:: Exercise data ::

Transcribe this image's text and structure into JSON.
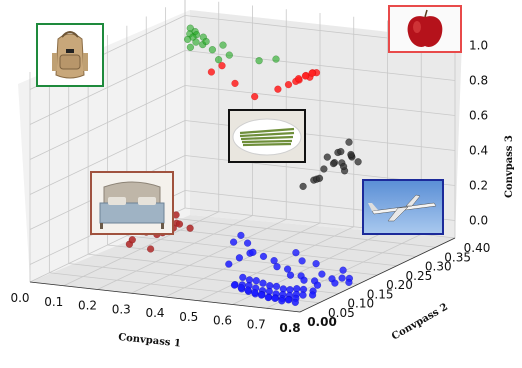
{
  "chart_data": {
    "type": "scatter",
    "projection": "3d",
    "title": "",
    "xlabel": "Convpass 1",
    "ylabel": "Convpass 2",
    "zlabel": "Convpass 3",
    "xlim": [
      0.0,
      0.8
    ],
    "ylim": [
      0.0,
      0.4
    ],
    "zlim": [
      -0.1,
      1.1
    ],
    "x_ticks": [
      "0.0",
      "0.1",
      "0.2",
      "0.3",
      "0.4",
      "0.5",
      "0.6",
      "0.7",
      "0.8"
    ],
    "y_ticks": [
      "0.00",
      "0.05",
      "0.10",
      "0.15",
      "0.20",
      "0.25",
      "0.30",
      "0.35",
      "0.40"
    ],
    "z_ticks": [
      "0.0",
      "0.2",
      "0.4",
      "0.6",
      "0.8",
      "1.0"
    ],
    "grid": true,
    "legend": "images",
    "series": [
      {
        "color": "#1fa81f",
        "edge": "#0d6e0d",
        "icon": "backpack-image",
        "points": [
          [
            0.06,
            0.36,
            0.95
          ],
          [
            0.065,
            0.35,
            0.93
          ],
          [
            0.07,
            0.365,
            0.96
          ],
          [
            0.075,
            0.355,
            0.94
          ],
          [
            0.08,
            0.36,
            0.95
          ],
          [
            0.09,
            0.35,
            0.92
          ],
          [
            0.1,
            0.36,
            0.94
          ],
          [
            0.11,
            0.35,
            0.91
          ],
          [
            0.05,
            0.37,
            0.97
          ],
          [
            0.085,
            0.34,
            0.9
          ],
          [
            0.12,
            0.35,
            0.93
          ],
          [
            0.15,
            0.34,
            0.9
          ],
          [
            0.17,
            0.35,
            0.92
          ],
          [
            0.2,
            0.34,
            0.88
          ],
          [
            0.18,
            0.33,
            0.86
          ],
          [
            0.3,
            0.33,
            0.88
          ],
          [
            0.35,
            0.33,
            0.9
          ]
        ]
      },
      {
        "color": "#ff2020",
        "edge": "#cc0000",
        "icon": "apple-image",
        "points": [
          [
            0.48,
            0.05,
            1.15
          ],
          [
            0.5,
            0.06,
            1.18
          ],
          [
            0.55,
            0.05,
            1.1
          ],
          [
            0.62,
            0.04,
            1.05
          ],
          [
            0.7,
            0.03,
            1.12
          ],
          [
            0.72,
            0.04,
            1.14
          ],
          [
            0.74,
            0.05,
            1.16
          ],
          [
            0.75,
            0.04,
            1.18
          ],
          [
            0.76,
            0.05,
            1.19
          ],
          [
            0.77,
            0.04,
            1.2
          ],
          [
            0.78,
            0.05,
            1.21
          ],
          [
            0.78,
            0.06,
            1.2
          ],
          [
            0.76,
            0.06,
            1.17
          ],
          [
            0.73,
            0.05,
            1.15
          ],
          [
            0.79,
            0.04,
            1.22
          ]
        ]
      },
      {
        "color": "#303030",
        "edge": "#000000",
        "icon": "asparagus-image",
        "points": [
          [
            0.72,
            0.14,
            0.62
          ],
          [
            0.74,
            0.15,
            0.64
          ],
          [
            0.76,
            0.14,
            0.66
          ],
          [
            0.78,
            0.15,
            0.63
          ],
          [
            0.75,
            0.13,
            0.6
          ],
          [
            0.73,
            0.15,
            0.58
          ],
          [
            0.77,
            0.16,
            0.61
          ],
          [
            0.79,
            0.14,
            0.65
          ],
          [
            0.71,
            0.14,
            0.55
          ],
          [
            0.7,
            0.13,
            0.5
          ],
          [
            0.74,
            0.16,
            0.57
          ],
          [
            0.76,
            0.15,
            0.54
          ],
          [
            0.78,
            0.13,
            0.59
          ],
          [
            0.72,
            0.12,
            0.52
          ],
          [
            0.68,
            0.14,
            0.48
          ],
          [
            0.75,
            0.17,
            0.68
          ],
          [
            0.8,
            0.15,
            0.6
          ],
          [
            0.66,
            0.13,
            0.45
          ]
        ]
      },
      {
        "color": "#b02a2a",
        "edge": "#7a1010",
        "icon": "bed-image",
        "points": [
          [
            0.3,
            0.02,
            0.3
          ],
          [
            0.32,
            0.03,
            0.32
          ],
          [
            0.34,
            0.02,
            0.28
          ],
          [
            0.36,
            0.03,
            0.31
          ],
          [
            0.38,
            0.02,
            0.33
          ],
          [
            0.4,
            0.03,
            0.29
          ],
          [
            0.42,
            0.02,
            0.3
          ],
          [
            0.44,
            0.03,
            0.27
          ],
          [
            0.35,
            0.04,
            0.25
          ],
          [
            0.37,
            0.02,
            0.24
          ],
          [
            0.31,
            0.03,
            0.22
          ],
          [
            0.28,
            0.02,
            0.18
          ],
          [
            0.33,
            0.04,
            0.2
          ],
          [
            0.39,
            0.03,
            0.26
          ],
          [
            0.26,
            0.03,
            0.14
          ],
          [
            0.41,
            0.02,
            0.35
          ],
          [
            0.3,
            0.05,
            0.1
          ]
        ]
      },
      {
        "color": "#1a1aff",
        "edge": "#0000aa",
        "icon": "airplane-image",
        "points": [
          [
            0.55,
            0.05,
            -0.05
          ],
          [
            0.56,
            0.06,
            -0.06
          ],
          [
            0.57,
            0.05,
            -0.07
          ],
          [
            0.58,
            0.06,
            -0.06
          ],
          [
            0.59,
            0.05,
            -0.08
          ],
          [
            0.6,
            0.06,
            -0.07
          ],
          [
            0.61,
            0.05,
            -0.09
          ],
          [
            0.62,
            0.06,
            -0.08
          ],
          [
            0.63,
            0.05,
            -0.09
          ],
          [
            0.64,
            0.06,
            -0.08
          ],
          [
            0.65,
            0.05,
            -0.1
          ],
          [
            0.66,
            0.06,
            -0.09
          ],
          [
            0.67,
            0.05,
            -0.1
          ],
          [
            0.68,
            0.06,
            -0.09
          ],
          [
            0.69,
            0.05,
            -0.1
          ],
          [
            0.7,
            0.06,
            -0.09
          ],
          [
            0.71,
            0.05,
            -0.1
          ],
          [
            0.72,
            0.06,
            -0.08
          ],
          [
            0.73,
            0.05,
            -0.09
          ],
          [
            0.74,
            0.06,
            -0.08
          ],
          [
            0.56,
            0.04,
            -0.04
          ],
          [
            0.58,
            0.04,
            -0.05
          ],
          [
            0.6,
            0.04,
            -0.06
          ],
          [
            0.62,
            0.04,
            -0.07
          ],
          [
            0.64,
            0.04,
            -0.08
          ],
          [
            0.66,
            0.04,
            -0.09
          ],
          [
            0.68,
            0.04,
            -0.09
          ],
          [
            0.7,
            0.04,
            -0.1
          ],
          [
            0.72,
            0.04,
            -0.09
          ],
          [
            0.74,
            0.04,
            -0.1
          ],
          [
            0.55,
            0.07,
            -0.03
          ],
          [
            0.57,
            0.07,
            -0.04
          ],
          [
            0.59,
            0.07,
            -0.04
          ],
          [
            0.61,
            0.07,
            -0.05
          ],
          [
            0.63,
            0.07,
            -0.06
          ],
          [
            0.65,
            0.07,
            -0.06
          ],
          [
            0.67,
            0.07,
            -0.07
          ],
          [
            0.69,
            0.07,
            -0.07
          ],
          [
            0.71,
            0.07,
            -0.06
          ],
          [
            0.73,
            0.07,
            -0.06
          ],
          [
            0.52,
            0.06,
            0.05
          ],
          [
            0.54,
            0.07,
            0.08
          ],
          [
            0.56,
            0.08,
            0.1
          ],
          [
            0.58,
            0.07,
            0.12
          ],
          [
            0.6,
            0.08,
            0.09
          ],
          [
            0.62,
            0.09,
            0.06
          ],
          [
            0.64,
            0.08,
            0.04
          ],
          [
            0.66,
            0.09,
            0.02
          ],
          [
            0.68,
            0.08,
            0.0
          ],
          [
            0.7,
            0.09,
            -0.01
          ],
          [
            0.72,
            0.08,
            -0.02
          ],
          [
            0.74,
            0.09,
            -0.03
          ],
          [
            0.76,
            0.08,
            -0.04
          ],
          [
            0.77,
            0.06,
            -0.05
          ],
          [
            0.78,
            0.05,
            -0.06
          ],
          [
            0.75,
            0.1,
            0.0
          ],
          [
            0.78,
            0.1,
            -0.02
          ],
          [
            0.8,
            0.09,
            -0.03
          ],
          [
            0.81,
            0.1,
            -0.01
          ],
          [
            0.82,
            0.11,
            -0.02
          ],
          [
            0.83,
            0.1,
            -0.03
          ],
          [
            0.5,
            0.09,
            0.14
          ],
          [
            0.51,
            0.1,
            0.17
          ],
          [
            0.53,
            0.1,
            0.13
          ],
          [
            0.65,
            0.12,
            0.08
          ],
          [
            0.68,
            0.11,
            0.05
          ],
          [
            0.71,
            0.12,
            0.03
          ],
          [
            0.79,
            0.12,
            0.01
          ]
        ]
      }
    ]
  }
}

:::

Check all the records above and select each line where the string "Convpass" is found.

→ Task solution:
    "xlabel": "Convpass 1",
    "ylabel": "Convpass 2",
    "zlabel": "Convpass 3",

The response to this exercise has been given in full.